Stored items:

[Begin]

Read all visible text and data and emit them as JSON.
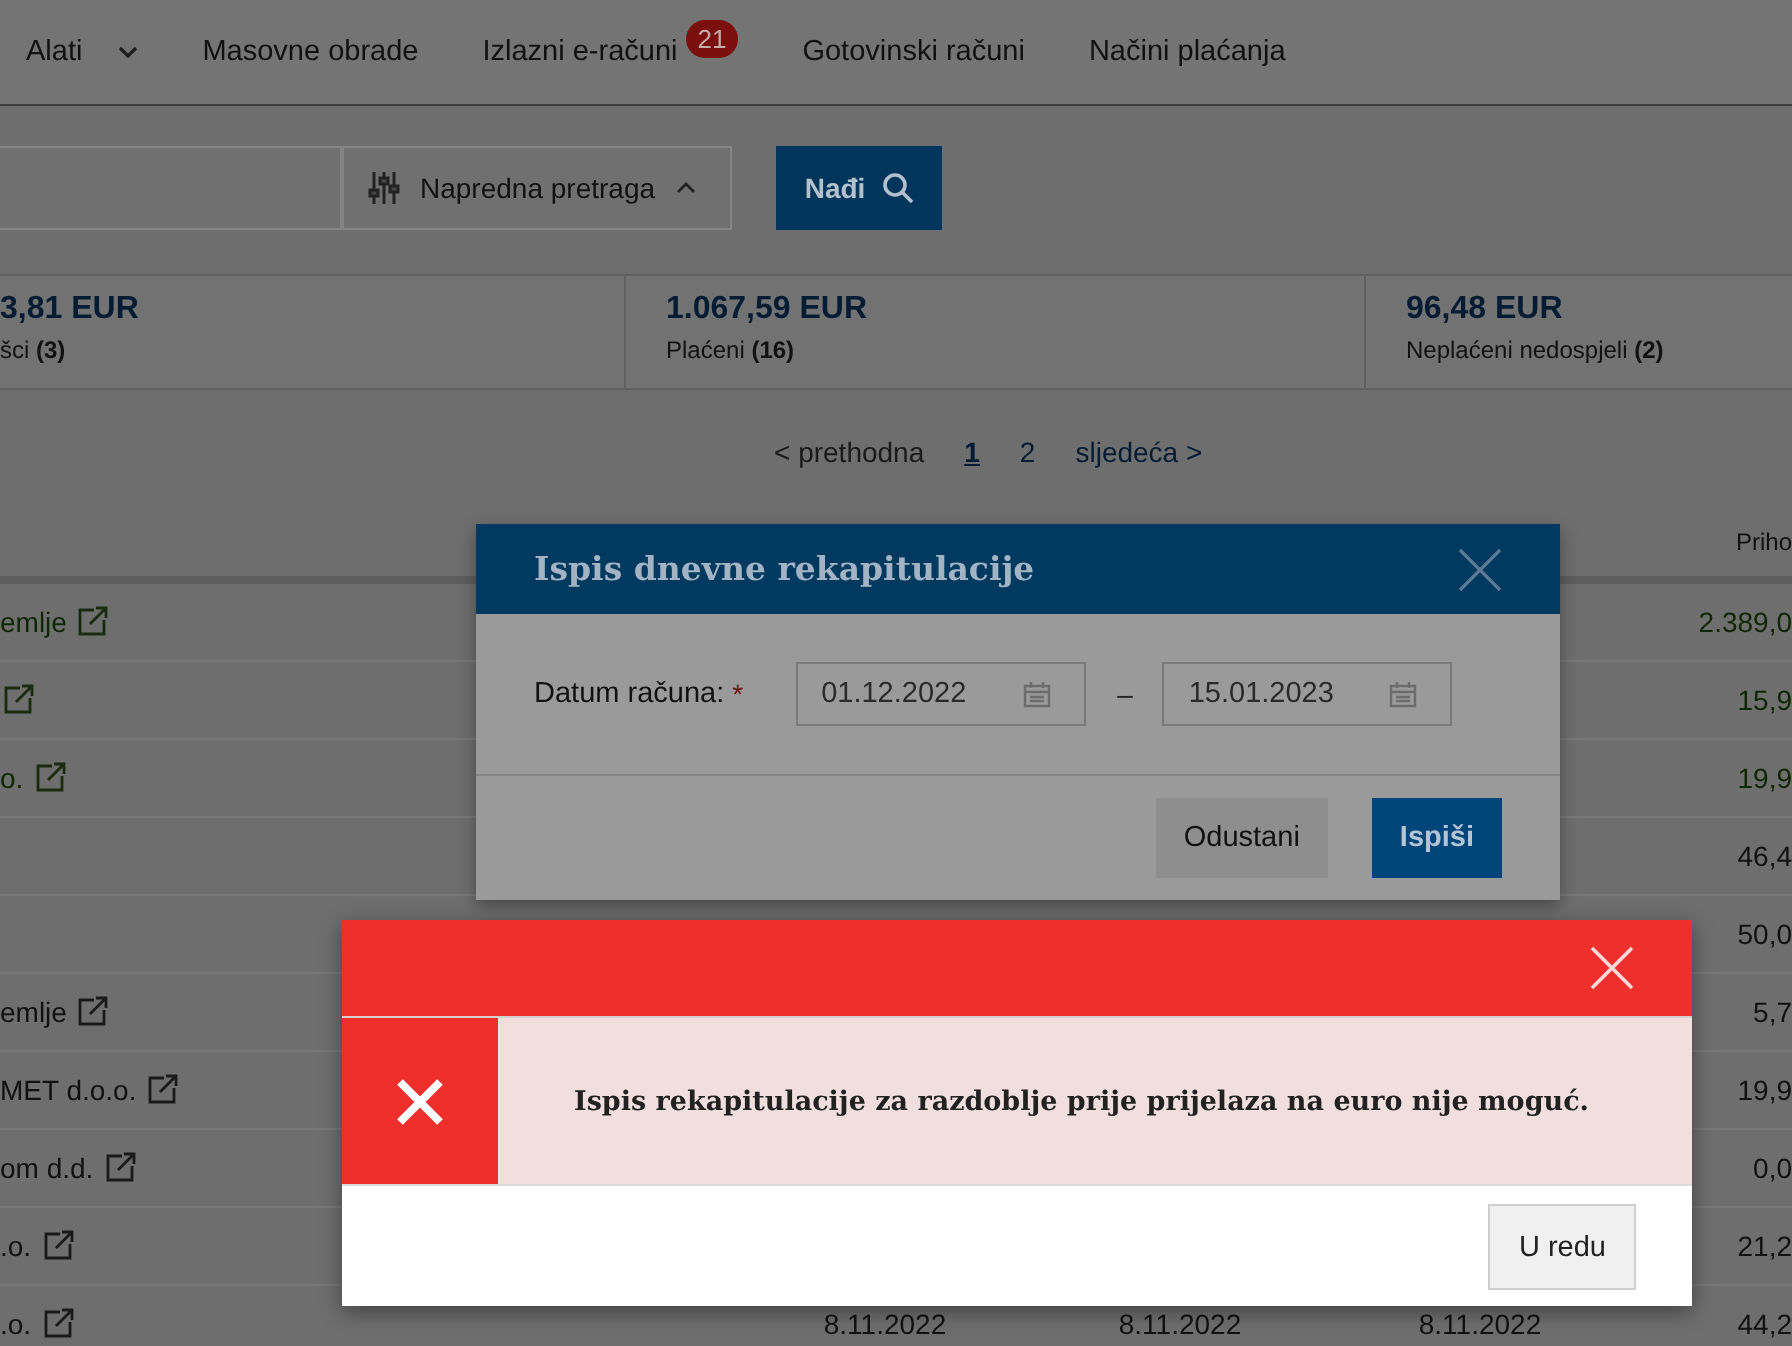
{
  "nav": {
    "items": [
      {
        "label": "Alati",
        "has_menu": true
      },
      {
        "label": "Masovne obrade",
        "has_menu": false
      },
      {
        "label": "Izlazni e-računi",
        "has_menu": false,
        "badge": "21"
      },
      {
        "label": "Gotovinski računi",
        "has_menu": false
      },
      {
        "label": "Načini plaćanja",
        "has_menu": false
      }
    ]
  },
  "search": {
    "advanced_label": "Napredna pretraga",
    "advanced_expanded": true,
    "find_label": "Nađi"
  },
  "summary": [
    {
      "amount": "3,81 EUR",
      "label": "šci **(3)**"
    },
    {
      "amount": "1.067,59 EUR",
      "label": "Plaćeni **(16)**"
    },
    {
      "amount": "96,48 EUR",
      "label": "Neplaćeni nedospjeli **(2)**"
    }
  ],
  "pagination": {
    "previous": "< prethodna",
    "pages": [
      {
        "label": "1",
        "selected": true
      },
      {
        "label": "2",
        "selected": false
      }
    ],
    "next": "sljedeća >"
  },
  "table": {
    "last_column_header": "Priho",
    "rows": [
      {
        "name": "emlje",
        "link": true,
        "paid": true,
        "amount": "2.389,0"
      },
      {
        "link": true,
        "paid": true,
        "amount": "15,9"
      },
      {
        "name": "o.",
        "link": true,
        "paid": true,
        "amount": "19,9"
      },
      {
        "link": false,
        "paid": false,
        "amount": "46,4"
      },
      {
        "link": false,
        "paid": false,
        "amount": "50,0"
      },
      {
        "name": "emlje",
        "link": true,
        "paid": false,
        "amount": "5,7"
      },
      {
        "name": "MET d.o.o.",
        "link": true,
        "paid": false,
        "amount": "19,9"
      },
      {
        "name": "om d.d.",
        "link": true,
        "paid": false,
        "amount": "0,0"
      },
      {
        "name": ".o.",
        "link": true,
        "paid": false,
        "amount": "21,2"
      },
      {
        "name": ".o.",
        "link": true,
        "paid": false,
        "dates": [
          "8.11.2022",
          "8.11.2022",
          "8.11.2022"
        ],
        "amount": "44,2"
      }
    ]
  },
  "dialog": {
    "title": "Ispis dnevne rekapitulacije",
    "field_label": "Datum računa:",
    "required_mark": "*",
    "date_from": "01.12.2022",
    "separator": "–",
    "date_to": "15.01.2023",
    "buttons": [
      {
        "label": "Odustani",
        "kind": "secondary"
      },
      {
        "label": "Ispiši",
        "kind": "primary"
      }
    ]
  },
  "error": {
    "message": "Ispis rekapitulacije za razdoblje prije prijelaza na euro nije moguć.",
    "button": "U redu"
  }
}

[End]

TASK OBJECTIVE >> In this exercise, set down all of the data exactly, without the pictures.

OUTPUT >>
Read all visible text and data and emit them as JSON.
{
  "nav": {
    "items": [
      {
        "label": "Alati",
        "has_menu": true
      },
      {
        "label": "Masovne obrade",
        "has_menu": false
      },
      {
        "label": "Izlazni e-računi",
        "has_menu": false,
        "badge": "21"
      },
      {
        "label": "Gotovinski računi",
        "has_menu": false
      },
      {
        "label": "Načini plaćanja",
        "has_menu": false
      }
    ]
  },
  "search": {
    "advanced_label": "Napredna pretraga",
    "advanced_expanded": true,
    "find_label": "Nađi"
  },
  "summary": [
    {
      "amount": "3,81 EUR",
      "label": "šci **(3)**"
    },
    {
      "amount": "1.067,59 EUR",
      "label": "Plaćeni **(16)**"
    },
    {
      "amount": "96,48 EUR",
      "label": "Neplaćeni nedospjeli **(2)**"
    }
  ],
  "pagination": {
    "previous": "< prethodna",
    "pages": [
      {
        "label": "1",
        "selected": true
      },
      {
        "label": "2",
        "selected": false
      }
    ],
    "next": "sljedeća >"
  },
  "table": {
    "last_column_header": "Priho",
    "rows": [
      {
        "name": "emlje",
        "link": true,
        "paid": true,
        "amount": "2.389,0"
      },
      {
        "link": true,
        "paid": true,
        "amount": "15,9"
      },
      {
        "name": "o.",
        "link": true,
        "paid": true,
        "amount": "19,9"
      },
      {
        "link": false,
        "paid": false,
        "amount": "46,4"
      },
      {
        "link": false,
        "paid": false,
        "amount": "50,0"
      },
      {
        "name": "emlje",
        "link": true,
        "paid": false,
        "amount": "5,7"
      },
      {
        "name": "MET d.o.o.",
        "link": true,
        "paid": false,
        "amount": "19,9"
      },
      {
        "name": "om d.d.",
        "link": true,
        "paid": false,
        "amount": "0,0"
      },
      {
        "name": ".o.",
        "link": true,
        "paid": false,
        "amount": "21,2"
      },
      {
        "name": ".o.",
        "link": true,
        "paid": false,
        "dates": [
          "8.11.2022",
          "8.11.2022",
          "8.11.2022"
        ],
        "amount": "44,2"
      }
    ]
  },
  "dialog": {
    "title": "Ispis dnevne rekapitulacije",
    "field_label": "Datum računa:",
    "required_mark": "*",
    "date_from": "01.12.2022",
    "separator": "–",
    "date_to": "15.01.2023",
    "buttons": [
      {
        "label": "Odustani",
        "kind": "secondary"
      },
      {
        "label": "Ispiši",
        "kind": "primary"
      }
    ]
  },
  "error": {
    "message": "Ispis rekapitulacije za razdoblje prije prijelaza na euro nije moguć.",
    "button": "U redu"
  }
}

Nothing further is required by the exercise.